---- MATERIALS PROVIDED
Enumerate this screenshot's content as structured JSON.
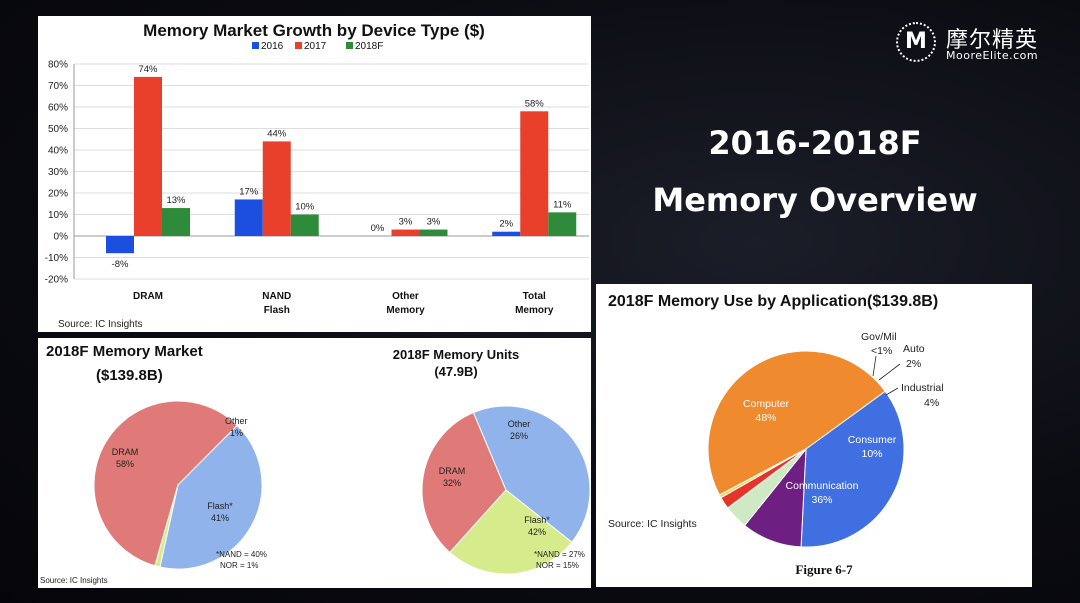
{
  "slide": {
    "title_line1": "2016-2018F",
    "title_line2": "Memory Overview",
    "logo_mark": "M",
    "logo_cn": "摩尔精英",
    "logo_en": "MooreElite.com"
  },
  "chart_data": [
    {
      "id": "growth",
      "type": "bar",
      "title": "Memory Market Growth by Device Type ($)",
      "categories": [
        [
          "DRAM"
        ],
        [
          "NAND",
          "Flash"
        ],
        [
          "Other",
          "Memory"
        ],
        [
          "Total",
          "Memory"
        ]
      ],
      "series": [
        {
          "name": "2016",
          "values": [
            -8,
            17,
            0,
            2
          ],
          "labels": [
            "-8%",
            "17%",
            "0%",
            "2%"
          ],
          "color": "#1a4fe0"
        },
        {
          "name": "2017",
          "values": [
            74,
            44,
            3,
            58
          ],
          "labels": [
            "74%",
            "44%",
            "3%",
            "58%"
          ],
          "color": "#e8402b"
        },
        {
          "name": "2018F",
          "values": [
            13,
            10,
            3,
            11
          ],
          "labels": [
            "13%",
            "10%",
            "3%",
            "11%"
          ],
          "color": "#2e8b3a"
        }
      ],
      "ylim": [
        -20,
        80
      ],
      "yticks": [
        "-20%",
        "-10%",
        "0%",
        "10%",
        "20%",
        "30%",
        "40%",
        "50%",
        "60%",
        "70%",
        "80%"
      ],
      "grid": true,
      "legend": "top",
      "source": "Source:  IC Insights"
    },
    {
      "id": "market",
      "type": "pie",
      "title_line1": "2018F Memory Market",
      "title_line2": "($139.8B)",
      "slices": [
        {
          "label": "DRAM",
          "value": 58,
          "text": "58%",
          "color": "#e07a78"
        },
        {
          "label": "Flash*",
          "value": 41,
          "text": "41%",
          "color": "#8fb3ea"
        },
        {
          "label": "Other",
          "value": 1,
          "text": "1%",
          "color": "#d6eb8c"
        }
      ],
      "note_line1": "*NAND = 40%",
      "note_line2": "NOR = 1%",
      "source": "Source:  IC Insights"
    },
    {
      "id": "units",
      "type": "pie",
      "title_line1": "2018F Memory Units",
      "title_line2": "(47.9B)",
      "slices": [
        {
          "label": "DRAM",
          "value": 32,
          "text": "32%",
          "color": "#e07a78"
        },
        {
          "label": "Flash*",
          "value": 42,
          "text": "42%",
          "color": "#8fb3ea"
        },
        {
          "label": "Other",
          "value": 26,
          "text": "26%",
          "color": "#d6eb8c"
        }
      ],
      "note_line1": "*NAND = 27%",
      "note_line2": "NOR = 15%"
    },
    {
      "id": "application",
      "type": "pie",
      "title": "2018F Memory Use by Application($139.8B)",
      "slices": [
        {
          "label": "Computer",
          "value": 48,
          "text": "48%",
          "color": "#ef8a2f"
        },
        {
          "label": "Communication",
          "value": 36,
          "text": "36%",
          "color": "#3f6fe0"
        },
        {
          "label": "Consumer",
          "value": 10,
          "text": "10%",
          "color": "#6e1f82"
        },
        {
          "label": "Industrial",
          "value": 4,
          "text": "4%",
          "color": "#cfe9c4"
        },
        {
          "label": "Auto",
          "value": 2,
          "text": "2%",
          "color": "#e5342a"
        },
        {
          "label": "Gov/Mil",
          "value": 0.5,
          "text": "<1%",
          "color": "#f3d34a"
        }
      ],
      "source": "Source:  IC Insights",
      "caption": "Figure 6-7"
    }
  ]
}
--------
Extract all lines from the data in which "text" is found.

          "text": "58%",
          "text": "41%",
          "text": "1%",
          "text": "32%",
          "text": "42%",
          "text": "26%",
          "text": "48%",
          "text": "36%",
          "text": "10%",
          "text": "4%",
          "text": "2%",
          "text": "<1%",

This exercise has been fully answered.